Stored data:
Start

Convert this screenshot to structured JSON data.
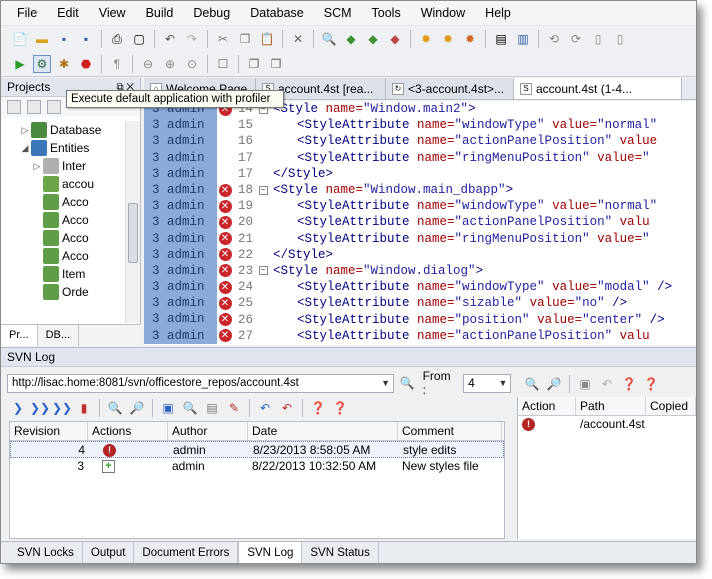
{
  "menu": [
    "File",
    "Edit",
    "View",
    "Build",
    "Debug",
    "Database",
    "SCM",
    "Tools",
    "Window",
    "Help"
  ],
  "tooltip": "Execute default application with profiler",
  "projects": {
    "title": "Projects",
    "tree": [
      {
        "label": "Database",
        "indent": 2,
        "arrow": "▷",
        "color": "#4a8a3c"
      },
      {
        "label": "Entities",
        "indent": 2,
        "arrow": "◢",
        "color": "#3a77b8"
      },
      {
        "label": "Inter",
        "indent": 3,
        "arrow": "▷",
        "color": "#b0b0b0"
      },
      {
        "label": "accou",
        "indent": 3,
        "arrow": "",
        "color": "#6aa54a"
      },
      {
        "label": "Acco",
        "indent": 3,
        "arrow": "",
        "color": "#5f9d47"
      },
      {
        "label": "Acco",
        "indent": 3,
        "arrow": "",
        "color": "#5f9d47"
      },
      {
        "label": "Acco",
        "indent": 3,
        "arrow": "",
        "color": "#5f9d47"
      },
      {
        "label": "Acco",
        "indent": 3,
        "arrow": "",
        "color": "#5f9d47"
      },
      {
        "label": "Item",
        "indent": 3,
        "arrow": "",
        "color": "#5f9d47"
      },
      {
        "label": "Orde",
        "indent": 3,
        "arrow": "",
        "color": "#5f9d47"
      }
    ],
    "tabs": [
      "Pr...",
      "DB..."
    ]
  },
  "editor": {
    "tabs": [
      "Welcome Page",
      "account.4st [rea...",
      "<3-account.4st>...",
      "account.4st (1-4..."
    ],
    "lines": [
      {
        "rev": "3",
        "author": "admin",
        "num": "14",
        "err": true,
        "fold": "⊟",
        "indent": 0,
        "parts": [
          [
            "tg",
            "<Style "
          ],
          [
            "an",
            "name="
          ],
          [
            "av",
            "\"Window.main2\""
          ],
          [
            "tg",
            ">"
          ]
        ]
      },
      {
        "rev": "3",
        "author": "admin",
        "num": "15",
        "err": false,
        "fold": "",
        "indent": 2,
        "parts": [
          [
            "tg",
            "<StyleAttribute "
          ],
          [
            "an",
            "name="
          ],
          [
            "av",
            "\"windowType\" "
          ],
          [
            "an",
            "value="
          ],
          [
            "av",
            "\"normal\""
          ]
        ]
      },
      {
        "rev": "3",
        "author": "admin",
        "num": "16",
        "err": false,
        "fold": "",
        "indent": 2,
        "parts": [
          [
            "tg",
            "<StyleAttribute "
          ],
          [
            "an",
            "name="
          ],
          [
            "av",
            "\"actionPanelPosition\" "
          ],
          [
            "an",
            "value"
          ]
        ]
      },
      {
        "rev": "3",
        "author": "admin",
        "num": "17",
        "err": false,
        "fold": "",
        "indent": 2,
        "parts": [
          [
            "tg",
            "<StyleAttribute "
          ],
          [
            "an",
            "name="
          ],
          [
            "av",
            "\"ringMenuPosition\" "
          ],
          [
            "an",
            "value="
          ],
          [
            "av",
            "\""
          ]
        ]
      },
      {
        "rev": "3",
        "author": "admin",
        "num": "17",
        "err": false,
        "fold": "",
        "indent": 0,
        "parts": [
          [
            "tg",
            "</Style>"
          ]
        ]
      },
      {
        "rev": "3",
        "author": "admin",
        "num": "18",
        "err": true,
        "fold": "⊟",
        "indent": 0,
        "parts": [
          [
            "tg",
            "<Style "
          ],
          [
            "an",
            "name="
          ],
          [
            "av",
            "\"Window.main_dbapp\""
          ],
          [
            "tg",
            ">"
          ]
        ]
      },
      {
        "rev": "3",
        "author": "admin",
        "num": "19",
        "err": true,
        "fold": "",
        "indent": 2,
        "parts": [
          [
            "tg",
            "<StyleAttribute "
          ],
          [
            "an",
            "name="
          ],
          [
            "av",
            "\"windowType\" "
          ],
          [
            "an",
            "value="
          ],
          [
            "av",
            "\"normal\""
          ]
        ]
      },
      {
        "rev": "3",
        "author": "admin",
        "num": "20",
        "err": true,
        "fold": "",
        "indent": 2,
        "parts": [
          [
            "tg",
            "<StyleAttribute "
          ],
          [
            "an",
            "name="
          ],
          [
            "av",
            "\"actionPanelPosition\" "
          ],
          [
            "an",
            "valu"
          ]
        ]
      },
      {
        "rev": "3",
        "author": "admin",
        "num": "21",
        "err": true,
        "fold": "",
        "indent": 2,
        "parts": [
          [
            "tg",
            "<StyleAttribute "
          ],
          [
            "an",
            "name="
          ],
          [
            "av",
            "\"ringMenuPosition\" "
          ],
          [
            "an",
            "value="
          ],
          [
            "av",
            "\""
          ]
        ]
      },
      {
        "rev": "3",
        "author": "admin",
        "num": "22",
        "err": true,
        "fold": "",
        "indent": 0,
        "parts": [
          [
            "tg",
            "</Style>"
          ]
        ]
      },
      {
        "rev": "3",
        "author": "admin",
        "num": "23",
        "err": true,
        "fold": "⊟",
        "indent": 0,
        "parts": [
          [
            "tg",
            "<Style "
          ],
          [
            "an",
            "name="
          ],
          [
            "av",
            "\"Window.dialog\""
          ],
          [
            "tg",
            ">"
          ]
        ]
      },
      {
        "rev": "3",
        "author": "admin",
        "num": "24",
        "err": true,
        "fold": "",
        "indent": 2,
        "parts": [
          [
            "tg",
            "<StyleAttribute "
          ],
          [
            "an",
            "name="
          ],
          [
            "av",
            "\"windowType\" "
          ],
          [
            "an",
            "value="
          ],
          [
            "av",
            "\"modal\" "
          ],
          [
            "tg",
            "/>"
          ]
        ]
      },
      {
        "rev": "3",
        "author": "admin",
        "num": "25",
        "err": true,
        "fold": "",
        "indent": 2,
        "parts": [
          [
            "tg",
            "<StyleAttribute "
          ],
          [
            "an",
            "name="
          ],
          [
            "av",
            "\"sizable\" "
          ],
          [
            "an",
            "value="
          ],
          [
            "av",
            "\"no\" "
          ],
          [
            "tg",
            "/>"
          ]
        ]
      },
      {
        "rev": "3",
        "author": "admin",
        "num": "26",
        "err": true,
        "fold": "",
        "indent": 2,
        "parts": [
          [
            "tg",
            "<StyleAttribute "
          ],
          [
            "an",
            "name="
          ],
          [
            "av",
            "\"position\" "
          ],
          [
            "an",
            "value="
          ],
          [
            "av",
            "\"center\" "
          ],
          [
            "tg",
            "/>"
          ]
        ]
      },
      {
        "rev": "3",
        "author": "admin",
        "num": "27",
        "err": true,
        "fold": "",
        "indent": 2,
        "parts": [
          [
            "tg",
            "<StyleAttribute "
          ],
          [
            "an",
            "name="
          ],
          [
            "av",
            "\"actionPanelPosition\" "
          ],
          [
            "an",
            "valu"
          ]
        ]
      }
    ]
  },
  "svn": {
    "title": "SVN Log",
    "url": "http://lisac.home:8081/svn/officestore_repos/account.4st",
    "from_label": "From :",
    "from_value": "4",
    "columns": [
      "Revision",
      "Actions",
      "Author",
      "Date",
      "Comment"
    ],
    "rows": [
      {
        "revision": "4",
        "action": "modified",
        "author": "admin",
        "date": "8/23/2013 8:58:05 AM",
        "comment": "style edits",
        "selected": true
      },
      {
        "revision": "3",
        "action": "added",
        "author": "admin",
        "date": "8/22/2013 10:32:50 AM",
        "comment": "New styles file",
        "selected": false
      }
    ],
    "path_columns": [
      "Action",
      "Path",
      "Copied"
    ],
    "paths": [
      {
        "path": "/account.4st"
      }
    ]
  },
  "bottom_tabs": [
    "SVN Locks",
    "Output",
    "Document Errors",
    "SVN Log",
    "SVN Status"
  ],
  "active_bottom_tab": "SVN Log",
  "colors": {
    "blame": "#8aabd6",
    "error": "#c8262b",
    "tag": "#00007f",
    "attr": "#a00000",
    "value": "#1f1fa0"
  }
}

End

- [Set problem] Give the count of lines holding the word "account", with no other words.

- [Solution to this task] 5